-- begin --
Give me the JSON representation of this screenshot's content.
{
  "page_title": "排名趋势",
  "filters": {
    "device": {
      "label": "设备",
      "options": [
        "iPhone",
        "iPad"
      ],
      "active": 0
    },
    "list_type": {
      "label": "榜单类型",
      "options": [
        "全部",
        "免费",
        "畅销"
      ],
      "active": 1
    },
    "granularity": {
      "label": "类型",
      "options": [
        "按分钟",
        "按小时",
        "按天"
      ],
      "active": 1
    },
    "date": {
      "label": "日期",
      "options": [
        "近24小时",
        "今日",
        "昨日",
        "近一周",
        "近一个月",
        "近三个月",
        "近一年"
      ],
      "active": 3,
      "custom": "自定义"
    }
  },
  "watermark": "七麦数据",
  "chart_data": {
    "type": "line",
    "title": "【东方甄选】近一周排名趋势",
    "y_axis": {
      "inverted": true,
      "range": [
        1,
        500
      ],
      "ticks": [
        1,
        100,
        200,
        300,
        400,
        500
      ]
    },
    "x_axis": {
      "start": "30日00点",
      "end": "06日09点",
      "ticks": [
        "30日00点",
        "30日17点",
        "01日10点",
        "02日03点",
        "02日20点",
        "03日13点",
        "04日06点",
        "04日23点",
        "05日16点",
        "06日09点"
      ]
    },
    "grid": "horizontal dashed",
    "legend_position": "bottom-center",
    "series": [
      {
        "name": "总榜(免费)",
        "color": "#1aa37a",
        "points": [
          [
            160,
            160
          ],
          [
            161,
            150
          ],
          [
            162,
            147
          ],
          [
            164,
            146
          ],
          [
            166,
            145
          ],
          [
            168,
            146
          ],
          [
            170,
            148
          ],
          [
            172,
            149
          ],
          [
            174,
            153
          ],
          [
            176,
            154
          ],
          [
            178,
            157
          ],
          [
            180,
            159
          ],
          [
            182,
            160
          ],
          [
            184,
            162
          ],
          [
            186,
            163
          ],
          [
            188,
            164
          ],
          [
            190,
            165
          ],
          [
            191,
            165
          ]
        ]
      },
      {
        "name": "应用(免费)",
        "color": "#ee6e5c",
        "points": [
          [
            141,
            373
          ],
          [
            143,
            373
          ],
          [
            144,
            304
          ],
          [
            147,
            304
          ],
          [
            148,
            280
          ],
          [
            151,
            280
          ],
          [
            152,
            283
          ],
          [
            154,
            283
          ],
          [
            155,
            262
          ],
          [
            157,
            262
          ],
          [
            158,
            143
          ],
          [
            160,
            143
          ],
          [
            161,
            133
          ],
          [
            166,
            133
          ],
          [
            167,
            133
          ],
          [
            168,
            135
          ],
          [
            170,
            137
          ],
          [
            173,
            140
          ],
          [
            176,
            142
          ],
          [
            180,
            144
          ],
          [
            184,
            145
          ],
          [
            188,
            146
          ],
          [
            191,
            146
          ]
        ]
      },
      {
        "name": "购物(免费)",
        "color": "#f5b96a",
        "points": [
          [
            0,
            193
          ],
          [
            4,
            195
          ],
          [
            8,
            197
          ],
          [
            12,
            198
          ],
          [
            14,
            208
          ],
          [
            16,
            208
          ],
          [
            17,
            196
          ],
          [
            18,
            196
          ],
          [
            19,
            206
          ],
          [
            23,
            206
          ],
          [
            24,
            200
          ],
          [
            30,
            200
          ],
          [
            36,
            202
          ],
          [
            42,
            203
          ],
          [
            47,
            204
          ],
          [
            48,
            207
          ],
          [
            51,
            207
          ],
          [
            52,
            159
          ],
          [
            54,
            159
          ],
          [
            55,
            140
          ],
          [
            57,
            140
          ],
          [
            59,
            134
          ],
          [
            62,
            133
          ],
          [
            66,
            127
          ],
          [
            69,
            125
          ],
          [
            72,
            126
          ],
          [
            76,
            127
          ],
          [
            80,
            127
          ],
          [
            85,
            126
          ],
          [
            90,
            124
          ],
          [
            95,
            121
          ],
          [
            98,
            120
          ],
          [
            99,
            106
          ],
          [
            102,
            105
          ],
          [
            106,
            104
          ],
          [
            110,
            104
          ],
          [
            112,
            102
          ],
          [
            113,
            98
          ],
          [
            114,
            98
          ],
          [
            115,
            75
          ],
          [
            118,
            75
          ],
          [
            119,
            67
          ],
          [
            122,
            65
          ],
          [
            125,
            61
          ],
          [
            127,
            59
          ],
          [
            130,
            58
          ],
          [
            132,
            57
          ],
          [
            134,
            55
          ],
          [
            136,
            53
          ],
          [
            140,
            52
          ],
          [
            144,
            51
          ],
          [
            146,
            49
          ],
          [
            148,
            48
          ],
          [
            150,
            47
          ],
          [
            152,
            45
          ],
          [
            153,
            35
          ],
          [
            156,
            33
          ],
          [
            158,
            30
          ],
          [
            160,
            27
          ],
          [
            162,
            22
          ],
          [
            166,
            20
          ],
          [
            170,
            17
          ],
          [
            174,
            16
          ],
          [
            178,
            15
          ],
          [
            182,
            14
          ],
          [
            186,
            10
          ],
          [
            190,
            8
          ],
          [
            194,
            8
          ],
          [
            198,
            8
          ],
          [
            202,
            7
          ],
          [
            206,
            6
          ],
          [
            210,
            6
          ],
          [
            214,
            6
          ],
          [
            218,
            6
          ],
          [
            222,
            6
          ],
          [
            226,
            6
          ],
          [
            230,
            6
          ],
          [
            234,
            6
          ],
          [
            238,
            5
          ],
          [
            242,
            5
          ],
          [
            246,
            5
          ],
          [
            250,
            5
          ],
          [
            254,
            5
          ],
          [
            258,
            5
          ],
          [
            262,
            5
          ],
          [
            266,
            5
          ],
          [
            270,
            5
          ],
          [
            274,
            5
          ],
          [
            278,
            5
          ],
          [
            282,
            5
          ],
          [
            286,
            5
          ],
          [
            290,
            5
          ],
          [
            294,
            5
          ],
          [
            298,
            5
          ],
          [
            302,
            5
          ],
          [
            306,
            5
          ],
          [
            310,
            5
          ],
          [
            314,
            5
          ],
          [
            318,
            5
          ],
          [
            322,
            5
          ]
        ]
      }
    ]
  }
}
-- end --
-- OBJECTIVE --
Extract all of the data shown above without alteration.

-- EXPECTED OUTPUT --
Give me the JSON representation of this screenshot's content.
{
  "page_title": "排名趋势",
  "filters": {
    "device": {
      "label": "设备",
      "options": [
        "iPhone",
        "iPad"
      ],
      "active": 0
    },
    "list_type": {
      "label": "榜单类型",
      "options": [
        "全部",
        "免费",
        "畅销"
      ],
      "active": 1
    },
    "granularity": {
      "label": "类型",
      "options": [
        "按分钟",
        "按小时",
        "按天"
      ],
      "active": 1
    },
    "date": {
      "label": "日期",
      "options": [
        "近24小时",
        "今日",
        "昨日",
        "近一周",
        "近一个月",
        "近三个月",
        "近一年"
      ],
      "active": 3,
      "custom": "自定义"
    }
  },
  "watermark": "七麦数据",
  "chart_data": {
    "type": "line",
    "title": "【东方甄选】近一周排名趋势",
    "y_axis": {
      "inverted": true,
      "range": [
        1,
        500
      ],
      "ticks": [
        1,
        100,
        200,
        300,
        400,
        500
      ]
    },
    "x_axis": {
      "start": "30日00点",
      "end": "06日09点",
      "ticks": [
        "30日00点",
        "30日17点",
        "01日10点",
        "02日03点",
        "02日20点",
        "03日13点",
        "04日06点",
        "04日23点",
        "05日16点",
        "06日09点"
      ]
    },
    "grid": "horizontal dashed",
    "legend_position": "bottom-center",
    "series": [
      {
        "name": "总榜(免费)",
        "color": "#1aa37a",
        "points": [
          [
            160,
            160
          ],
          [
            161,
            150
          ],
          [
            162,
            147
          ],
          [
            164,
            146
          ],
          [
            166,
            145
          ],
          [
            168,
            146
          ],
          [
            170,
            148
          ],
          [
            172,
            149
          ],
          [
            174,
            153
          ],
          [
            176,
            154
          ],
          [
            178,
            157
          ],
          [
            180,
            159
          ],
          [
            182,
            160
          ],
          [
            184,
            162
          ],
          [
            186,
            163
          ],
          [
            188,
            164
          ],
          [
            190,
            165
          ],
          [
            191,
            165
          ]
        ]
      },
      {
        "name": "应用(免费)",
        "color": "#ee6e5c",
        "points": [
          [
            141,
            373
          ],
          [
            143,
            373
          ],
          [
            144,
            304
          ],
          [
            147,
            304
          ],
          [
            148,
            280
          ],
          [
            151,
            280
          ],
          [
            152,
            283
          ],
          [
            154,
            283
          ],
          [
            155,
            262
          ],
          [
            157,
            262
          ],
          [
            158,
            143
          ],
          [
            160,
            143
          ],
          [
            161,
            133
          ],
          [
            166,
            133
          ],
          [
            167,
            133
          ],
          [
            168,
            135
          ],
          [
            170,
            137
          ],
          [
            173,
            140
          ],
          [
            176,
            142
          ],
          [
            180,
            144
          ],
          [
            184,
            145
          ],
          [
            188,
            146
          ],
          [
            191,
            146
          ]
        ]
      },
      {
        "name": "购物(免费)",
        "color": "#f5b96a",
        "points": [
          [
            0,
            193
          ],
          [
            4,
            195
          ],
          [
            8,
            197
          ],
          [
            12,
            198
          ],
          [
            14,
            208
          ],
          [
            16,
            208
          ],
          [
            17,
            196
          ],
          [
            18,
            196
          ],
          [
            19,
            206
          ],
          [
            23,
            206
          ],
          [
            24,
            200
          ],
          [
            30,
            200
          ],
          [
            36,
            202
          ],
          [
            42,
            203
          ],
          [
            47,
            204
          ],
          [
            48,
            207
          ],
          [
            51,
            207
          ],
          [
            52,
            159
          ],
          [
            54,
            159
          ],
          [
            55,
            140
          ],
          [
            57,
            140
          ],
          [
            59,
            134
          ],
          [
            62,
            133
          ],
          [
            66,
            127
          ],
          [
            69,
            125
          ],
          [
            72,
            126
          ],
          [
            76,
            127
          ],
          [
            80,
            127
          ],
          [
            85,
            126
          ],
          [
            90,
            124
          ],
          [
            95,
            121
          ],
          [
            98,
            120
          ],
          [
            99,
            106
          ],
          [
            102,
            105
          ],
          [
            106,
            104
          ],
          [
            110,
            104
          ],
          [
            112,
            102
          ],
          [
            113,
            98
          ],
          [
            114,
            98
          ],
          [
            115,
            75
          ],
          [
            118,
            75
          ],
          [
            119,
            67
          ],
          [
            122,
            65
          ],
          [
            125,
            61
          ],
          [
            127,
            59
          ],
          [
            130,
            58
          ],
          [
            132,
            57
          ],
          [
            134,
            55
          ],
          [
            136,
            53
          ],
          [
            140,
            52
          ],
          [
            144,
            51
          ],
          [
            146,
            49
          ],
          [
            148,
            48
          ],
          [
            150,
            47
          ],
          [
            152,
            45
          ],
          [
            153,
            35
          ],
          [
            156,
            33
          ],
          [
            158,
            30
          ],
          [
            160,
            27
          ],
          [
            162,
            22
          ],
          [
            166,
            20
          ],
          [
            170,
            17
          ],
          [
            174,
            16
          ],
          [
            178,
            15
          ],
          [
            182,
            14
          ],
          [
            186,
            10
          ],
          [
            190,
            8
          ],
          [
            194,
            8
          ],
          [
            198,
            8
          ],
          [
            202,
            7
          ],
          [
            206,
            6
          ],
          [
            210,
            6
          ],
          [
            214,
            6
          ],
          [
            218,
            6
          ],
          [
            222,
            6
          ],
          [
            226,
            6
          ],
          [
            230,
            6
          ],
          [
            234,
            6
          ],
          [
            238,
            5
          ],
          [
            242,
            5
          ],
          [
            246,
            5
          ],
          [
            250,
            5
          ],
          [
            254,
            5
          ],
          [
            258,
            5
          ],
          [
            262,
            5
          ],
          [
            266,
            5
          ],
          [
            270,
            5
          ],
          [
            274,
            5
          ],
          [
            278,
            5
          ],
          [
            282,
            5
          ],
          [
            286,
            5
          ],
          [
            290,
            5
          ],
          [
            294,
            5
          ],
          [
            298,
            5
          ],
          [
            302,
            5
          ],
          [
            306,
            5
          ],
          [
            310,
            5
          ],
          [
            314,
            5
          ],
          [
            318,
            5
          ],
          [
            322,
            5
          ]
        ]
      }
    ]
  }
}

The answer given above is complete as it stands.